### Exercise details:
Repeat the listing exactly as given, omitting every image.

(Data records)
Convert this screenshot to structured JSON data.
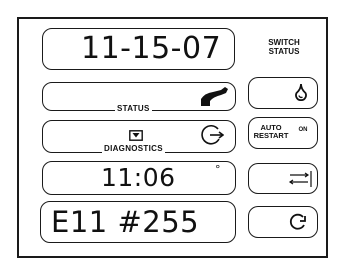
{
  "panel": {
    "date": "11-15-07",
    "status_label": "STATUS",
    "diagnostics_label": "DIAGNOSTICS",
    "time": "11:06",
    "degree_mark": "°",
    "code": "E11 #255"
  },
  "switch_status": {
    "header_line1": "SWITCH",
    "header_line2": "STATUS",
    "auto_restart_line1": "AUTO",
    "auto_restart_line2": "RESTART",
    "auto_restart_state": "ON"
  },
  "icons": {
    "status": "hose-nozzle-icon",
    "diagnostics_box": "diagnostics-box-icon",
    "diagnostics_rotate": "rotate-arrow-icon",
    "switch_1": "water-drop-icon",
    "switch_3": "transfer-arrows-icon",
    "switch_4": "circular-arrow-icon"
  }
}
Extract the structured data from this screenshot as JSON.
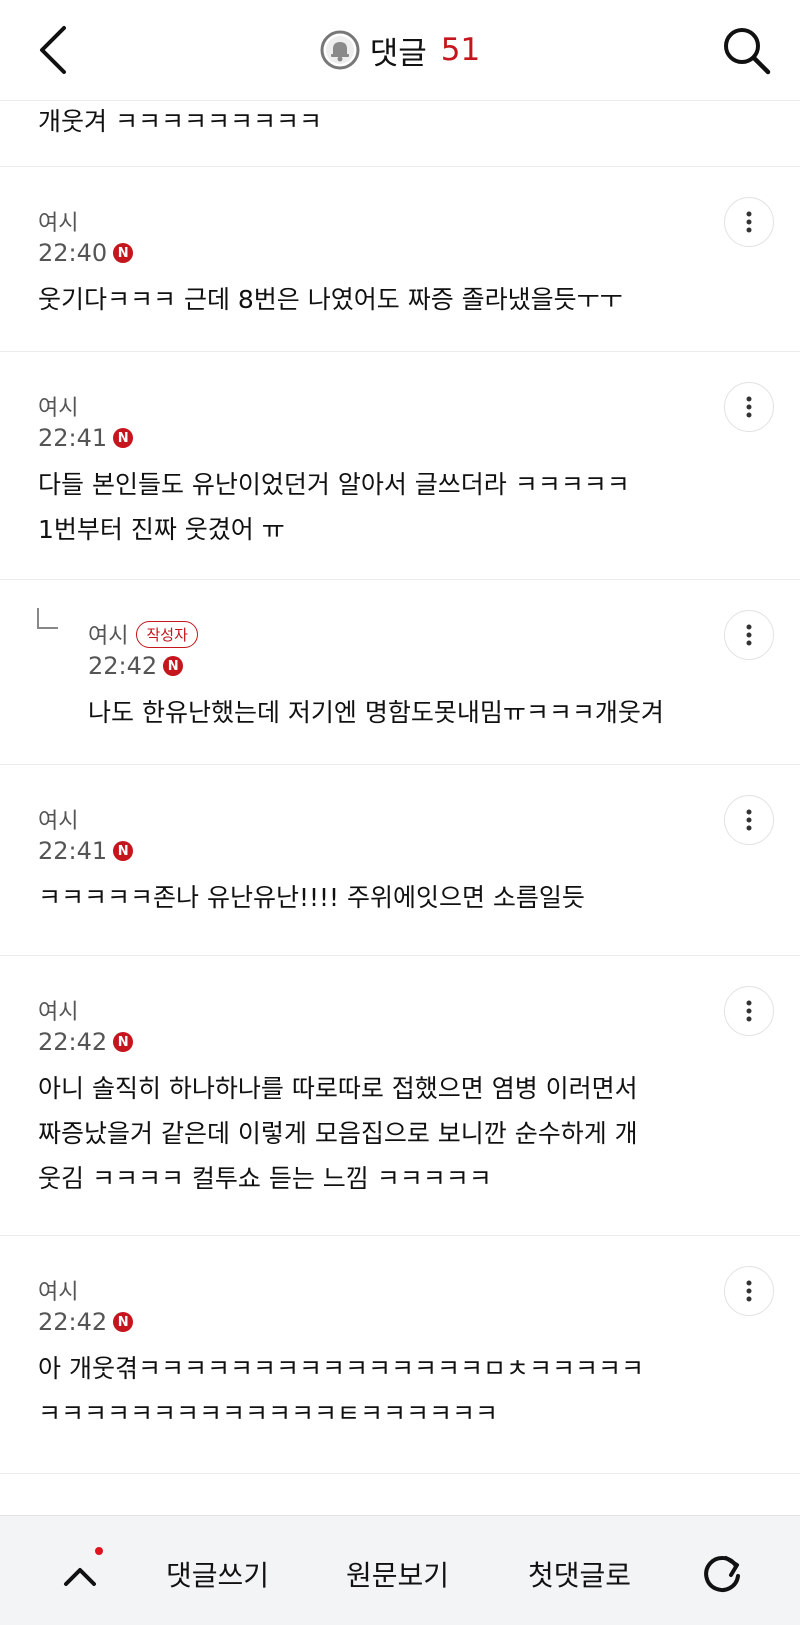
{
  "header": {
    "title": "댓글",
    "count": "51"
  },
  "cut_comment": {
    "text": "개웃겨 ㅋㅋㅋㅋㅋㅋㅋㅋㅋ"
  },
  "comments": [
    {
      "nick": "여시",
      "time": "22:40",
      "badge": "N",
      "lines": [
        "웃기다ㅋㅋㅋ 근데 8번은 나였어도 짜증 졸라냈을듯ㅜㅜ"
      ]
    },
    {
      "nick": "여시",
      "time": "22:41",
      "badge": "N",
      "lines": [
        "다들 본인들도 유난이었던거 알아서 글쓰더라 ㅋㅋㅋㅋㅋ",
        "1번부터 진짜 웃겼어 ㅠ"
      ]
    },
    {
      "nick": "여시",
      "author_badge": "작성자",
      "time": "22:42",
      "badge": "N",
      "lines": [
        "나도 한유난했는데 저기엔 명함도못내밈ㅠㅋㅋㅋ개웃겨"
      ]
    },
    {
      "nick": "여시",
      "time": "22:41",
      "badge": "N",
      "lines": [
        "ㅋㅋㅋㅋㅋ존나 유난유난!!!! 주위에잇으면 소름일듯"
      ]
    },
    {
      "nick": "여시",
      "time": "22:42",
      "badge": "N",
      "lines": [
        "아니 솔직히 하나하나를 따로따로 접했으면 염병 이러면서",
        "짜증났을거 같은데 이렇게 모음집으로 보니깐 순수하게 개",
        "웃김 ㅋㅋㅋㅋ 컬투쇼 듣는 느낌 ㅋㅋㅋㅋㅋ"
      ]
    },
    {
      "nick": "여시",
      "time": "22:42",
      "badge": "N",
      "lines": [
        "아 개웃겪ㅋㅋㅋㅋㅋㅋㅋㅋㅋㅋㅋㅋㅋㅋㅋㅁㅊㅋㅋㅋㅋㅋ",
        "ㅋㅋㅋㅋㅋㅋㅋㅋㅋㅋㅋㅋㅋㅌㅋㅋㅋㅋㅋㅋ"
      ]
    }
  ],
  "bottom_bar": {
    "write_label": "댓글쓰기",
    "original_label": "원문보기",
    "first_label": "첫댓글로"
  },
  "colors": {
    "accent": "#c4161c",
    "bar_bg": "#f3f4f6"
  },
  "icons": [
    "back-arrow-icon",
    "bell-icon",
    "search-icon",
    "more-vert-icon",
    "reply-arrow-icon",
    "chevron-up-icon",
    "refresh-icon"
  ]
}
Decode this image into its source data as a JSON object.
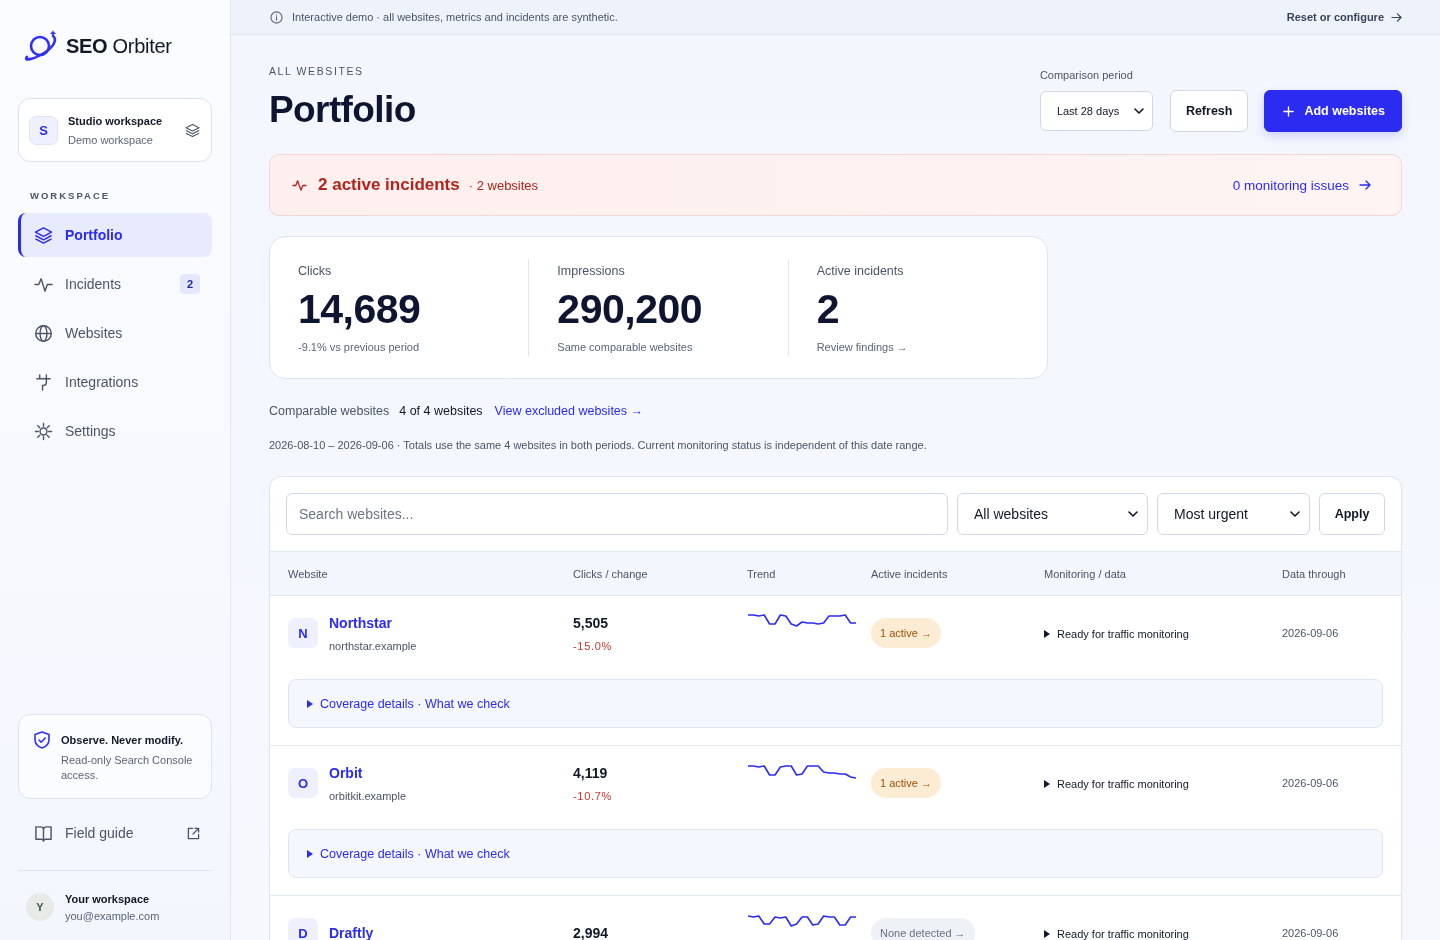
{
  "sidebar": {
    "logo": "**SEO** Orbiter",
    "workspace": {
      "initial": "S",
      "name": "Studio workspace",
      "subtitle": "Demo workspace"
    },
    "section_label": "WORKSPACE",
    "nav": [
      {
        "label": "Portfolio",
        "selected": true
      },
      {
        "label": "Incidents",
        "selected": false,
        "badge": "2"
      },
      {
        "label": "Websites",
        "selected": false
      },
      {
        "label": "Integrations",
        "selected": false
      },
      {
        "label": "Settings",
        "selected": false
      }
    ],
    "note": {
      "title": "Observe. Never modify.",
      "text": "Read-only Search Console access."
    },
    "field_guide": "Field guide",
    "user": {
      "initial": "Y",
      "name": "Your workspace",
      "email": "you@example.com"
    }
  },
  "demo_banner": {
    "text": "Interactive demo · all websites, metrics and incidents are synthetic.",
    "link": "Reset or configure"
  },
  "header": {
    "eyebrow": "ALL WEBSITES",
    "title": "Portfolio",
    "period_label": "Comparison period",
    "period": "Last 28 days",
    "refresh": "Refresh",
    "add": "Add websites"
  },
  "incident_banner": {
    "title": "2 active incidents",
    "detail": "· 2 websites",
    "link": "0 monitoring issues"
  },
  "stats": [
    {
      "label": "Clicks",
      "value": "14,689",
      "note": "-9.1% vs previous period"
    },
    {
      "label": "Impressions",
      "value": "290,200",
      "note": "Same comparable websites"
    },
    {
      "label": "Active incidents",
      "value": "2",
      "action": "Review findings →"
    }
  ],
  "comparable": {
    "label": "Comparable websites",
    "count": "4 of 4 websites",
    "link": "View excluded websites →"
  },
  "date_note": "2026-08-10 – 2026-09-06 · Totals use the same 4 websites in both periods. Current monitoring status is independent of this date range.",
  "table": {
    "search_placeholder": "Search websites...",
    "filter": "All websites",
    "sort": "Most urgent",
    "apply": "Apply",
    "columns": [
      "Website",
      "Clicks / change",
      "Trend",
      "Active incidents",
      "Monitoring / data",
      "Data through"
    ],
    "rows": [
      {
        "initial": "N",
        "name": "Northstar",
        "domain": "northstar.example",
        "clicks": "5,505",
        "change": "-15.0%",
        "incidents": {
          "kind": "active",
          "label": "1 active →"
        },
        "monitoring": {
          "label": "Ready for traffic monitoring",
          "expanded": false
        },
        "data_through": "2026-09-06",
        "coverage": {
          "label": "Coverage details · What we check",
          "expanded": false
        }
      },
      {
        "initial": "O",
        "name": "Orbit",
        "domain": "orbitkit.example",
        "clicks": "4,119",
        "change": "-10.7%",
        "incidents": {
          "kind": "active",
          "label": "1 active →"
        },
        "monitoring": {
          "label": "Ready for traffic monitoring",
          "expanded": false
        },
        "data_through": "2026-09-06",
        "coverage": {
          "label": "Coverage details · What we check",
          "expanded": false
        }
      },
      {
        "initial": "D",
        "name": "Draftly",
        "clicks": "2,994",
        "incidents": {
          "kind": "none",
          "label": "None detected →"
        },
        "monitoring": {
          "label": "Ready for traffic monitoring",
          "expanded": false
        },
        "data_through": "2026-09-06"
      }
    ]
  }
}
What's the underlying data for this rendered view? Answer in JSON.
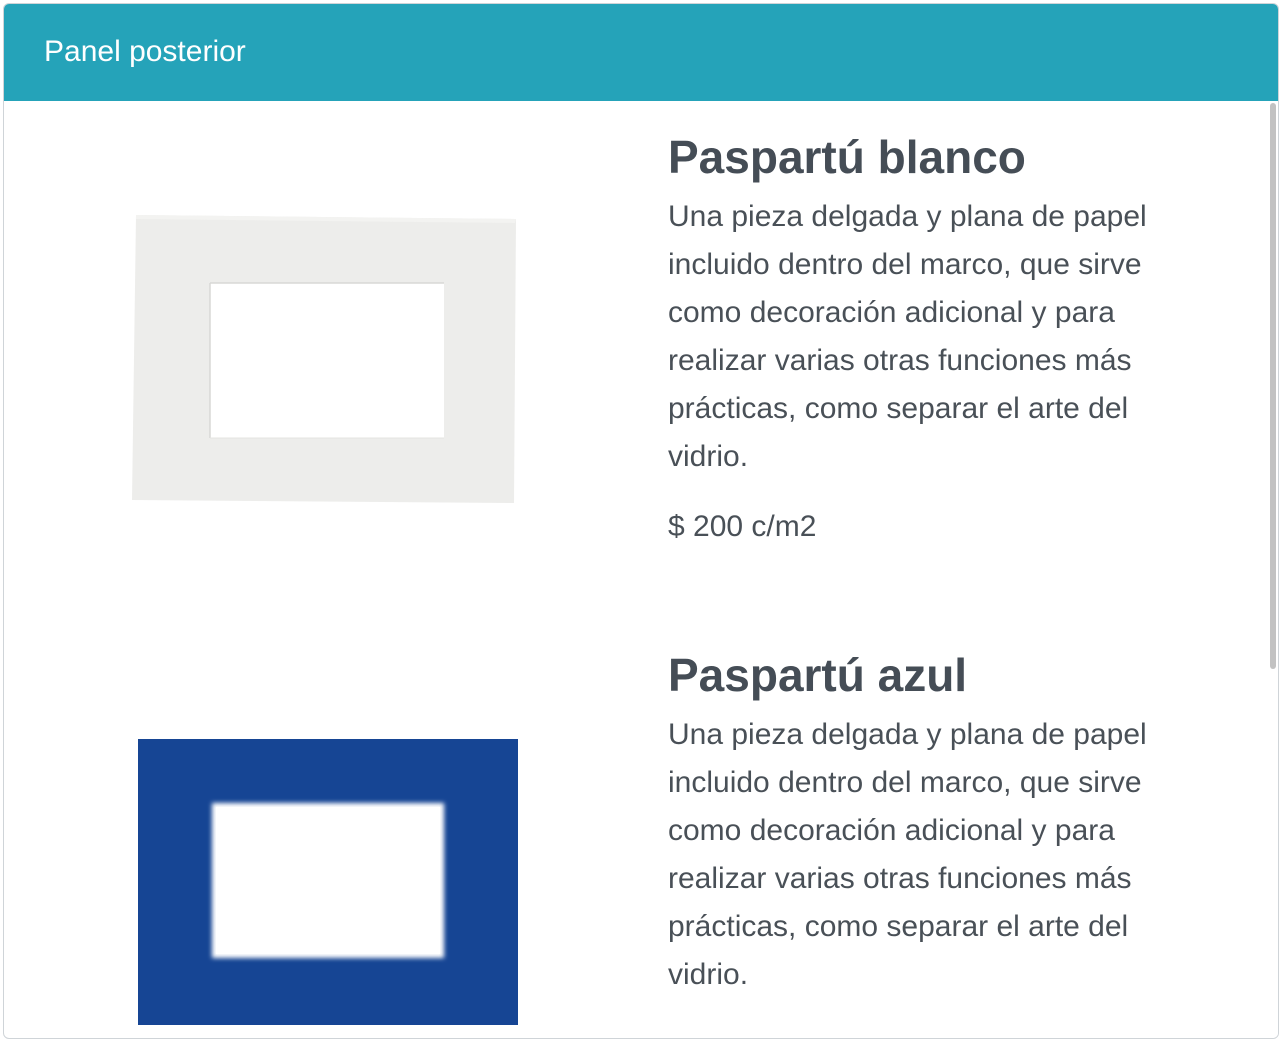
{
  "modal": {
    "title": "Panel posterior",
    "header_color": "#25a3b9"
  },
  "products": [
    {
      "image_icon": "white-mat-image",
      "mat_color": "#ededeb",
      "title": "Paspartú blanco",
      "description": "Una pieza delgada y plana de papel incluido dentro del marco, que sirve como decoración adicional y para realizar varias otras funciones más prácticas, como separar el arte del vidrio.",
      "price": "$ 200 c/m2"
    },
    {
      "image_icon": "blue-mat-image",
      "mat_color": "#164594",
      "title": "Paspartú azul",
      "description": "Una pieza delgada y plana de papel incluido dentro del marco, que sirve como decoración adicional y para realizar varias otras funciones más prácticas, como separar el arte del vidrio."
    }
  ]
}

### Task answer:
Convert this screenshot to structured JSON data.
{
  "panel": {
    "date": "11-15-07",
    "status_label": "STATUS",
    "diagnostics_label": "DIAGNOSTICS",
    "time": "11:06",
    "degree_mark": "°",
    "code": "E11 #255"
  },
  "switch_status": {
    "header_line1": "SWITCH",
    "header_line2": "STATUS",
    "auto_restart_line1": "AUTO",
    "auto_restart_line2": "RESTART",
    "auto_restart_state": "ON"
  },
  "icons": {
    "status": "hose-nozzle-icon",
    "diagnostics_box": "diagnostics-box-icon",
    "diagnostics_rotate": "rotate-arrow-icon",
    "switch_1": "water-drop-icon",
    "switch_3": "transfer-arrows-icon",
    "switch_4": "circular-arrow-icon"
  }
}
Extract the structured data from this screenshot as JSON.
{
  "header": {
    "title": "댓글",
    "count": "51"
  },
  "cut_comment": {
    "text": "개웃겨 ㅋㅋㅋㅋㅋㅋㅋㅋㅋ"
  },
  "comments": [
    {
      "nick": "여시",
      "time": "22:40",
      "badge": "N",
      "lines": [
        "웃기다ㅋㅋㅋ 근데 8번은 나였어도 짜증 졸라냈을듯ㅜㅜ"
      ]
    },
    {
      "nick": "여시",
      "time": "22:41",
      "badge": "N",
      "lines": [
        "다들 본인들도 유난이었던거 알아서 글쓰더라 ㅋㅋㅋㅋㅋ",
        "1번부터 진짜 웃겼어 ㅠ"
      ]
    },
    {
      "nick": "여시",
      "author_badge": "작성자",
      "time": "22:42",
      "badge": "N",
      "lines": [
        "나도 한유난했는데 저기엔 명함도못내밈ㅠㅋㅋㅋ개웃겨"
      ]
    },
    {
      "nick": "여시",
      "time": "22:41",
      "badge": "N",
      "lines": [
        "ㅋㅋㅋㅋㅋ존나 유난유난!!!! 주위에잇으면 소름일듯"
      ]
    },
    {
      "nick": "여시",
      "time": "22:42",
      "badge": "N",
      "lines": [
        "아니 솔직히 하나하나를 따로따로 접했으면 염병 이러면서",
        "짜증났을거 같은데 이렇게 모음집으로 보니깐 순수하게 개",
        "웃김 ㅋㅋㅋㅋ 컬투쇼 듣는 느낌 ㅋㅋㅋㅋㅋ"
      ]
    },
    {
      "nick": "여시",
      "time": "22:42",
      "badge": "N",
      "lines": [
        "아 개웃겪ㅋㅋㅋㅋㅋㅋㅋㅋㅋㅋㅋㅋㅋㅋㅋㅁㅊㅋㅋㅋㅋㅋ",
        "ㅋㅋㅋㅋㅋㅋㅋㅋㅋㅋㅋㅋㅋㅌㅋㅋㅋㅋㅋㅋ"
      ]
    }
  ],
  "bottom_bar": {
    "write_label": "댓글쓰기",
    "original_label": "원문보기",
    "first_label": "첫댓글로"
  },
  "colors": {
    "accent": "#c4161c",
    "bar_bg": "#f3f4f6"
  },
  "icons": [
    "back-arrow-icon",
    "bell-icon",
    "search-icon",
    "more-vert-icon",
    "reply-arrow-icon",
    "chevron-up-icon",
    "refresh-icon"
  ]
}
Decode this image into its source data as a JSON object.
{
  "sidebar": {
    "logo": "**SEO** Orbiter",
    "workspace": {
      "initial": "S",
      "name": "Studio workspace",
      "subtitle": "Demo workspace"
    },
    "section_label": "WORKSPACE",
    "nav": [
      {
        "label": "Portfolio",
        "selected": true
      },
      {
        "label": "Incidents",
        "selected": false,
        "badge": "2"
      },
      {
        "label": "Websites",
        "selected": false
      },
      {
        "label": "Integrations",
        "selected": false
      },
      {
        "label": "Settings",
        "selected": false
      }
    ],
    "note": {
      "title": "Observe. Never modify.",
      "text": "Read-only Search Console access."
    },
    "field_guide": "Field guide",
    "user": {
      "initial": "Y",
      "name": "Your workspace",
      "email": "you@example.com"
    }
  },
  "demo_banner": {
    "text": "Interactive demo · all websites, metrics and incidents are synthetic.",
    "link": "Reset or configure"
  },
  "header": {
    "eyebrow": "ALL WEBSITES",
    "title": "Portfolio",
    "period_label": "Comparison period",
    "period": "Last 28 days",
    "refresh": "Refresh",
    "add": "Add websites"
  },
  "incident_banner": {
    "title": "2 active incidents",
    "detail": "· 2 websites",
    "link": "0 monitoring issues"
  },
  "stats": [
    {
      "label": "Clicks",
      "value": "14,689",
      "note": "-9.1% vs previous period"
    },
    {
      "label": "Impressions",
      "value": "290,200",
      "note": "Same comparable websites"
    },
    {
      "label": "Active incidents",
      "value": "2",
      "action": "Review findings →"
    }
  ],
  "comparable": {
    "label": "Comparable websites",
    "count": "4 of 4 websites",
    "link": "View excluded websites →"
  },
  "date_note": "2026-08-10 – 2026-09-06 · Totals use the same 4 websites in both periods. Current monitoring status is independent of this date range.",
  "table": {
    "search_placeholder": "Search websites...",
    "filter": "All websites",
    "sort": "Most urgent",
    "apply": "Apply",
    "columns": [
      "Website",
      "Clicks / change",
      "Trend",
      "Active incidents",
      "Monitoring / data",
      "Data through"
    ],
    "rows": [
      {
        "initial": "N",
        "name": "Northstar",
        "domain": "northstar.example",
        "clicks": "5,505",
        "change": "-15.0%",
        "incidents": {
          "kind": "active",
          "label": "1 active →"
        },
        "monitoring": {
          "label": "Ready for traffic monitoring",
          "expanded": false
        },
        "data_through": "2026-09-06",
        "coverage": {
          "label": "Coverage details · What we check",
          "expanded": false
        }
      },
      {
        "initial": "O",
        "name": "Orbit",
        "domain": "orbitkit.example",
        "clicks": "4,119",
        "change": "-10.7%",
        "incidents": {
          "kind": "active",
          "label": "1 active →"
        },
        "monitoring": {
          "label": "Ready for traffic monitoring",
          "expanded": false
        },
        "data_through": "2026-09-06",
        "coverage": {
          "label": "Coverage details · What we check",
          "expanded": false
        }
      },
      {
        "initial": "D",
        "name": "Draftly",
        "clicks": "2,994",
        "incidents": {
          "kind": "none",
          "label": "None detected →"
        },
        "monitoring": {
          "label": "Ready for traffic monitoring",
          "expanded": false
        },
        "data_through": "2026-09-06"
      }
    ]
  }
}
What's the underlying data for this rendered view? Answer in JSON.
{
  "modal": {
    "title": "Panel posterior",
    "header_color": "#25a3b9"
  },
  "products": [
    {
      "image_icon": "white-mat-image",
      "mat_color": "#ededeb",
      "title": "Paspartú blanco",
      "description": "Una pieza delgada y plana de papel incluido dentro del marco, que sirve como decoración adicional y para realizar varias otras funciones más prácticas, como separar el arte del vidrio.",
      "price": "$ 200 c/m2"
    },
    {
      "image_icon": "blue-mat-image",
      "mat_color": "#164594",
      "title": "Paspartú azul",
      "description": "Una pieza delgada y plana de papel incluido dentro del marco, que sirve como decoración adicional y para realizar varias otras funciones más prácticas, como separar el arte del vidrio."
    }
  ]
}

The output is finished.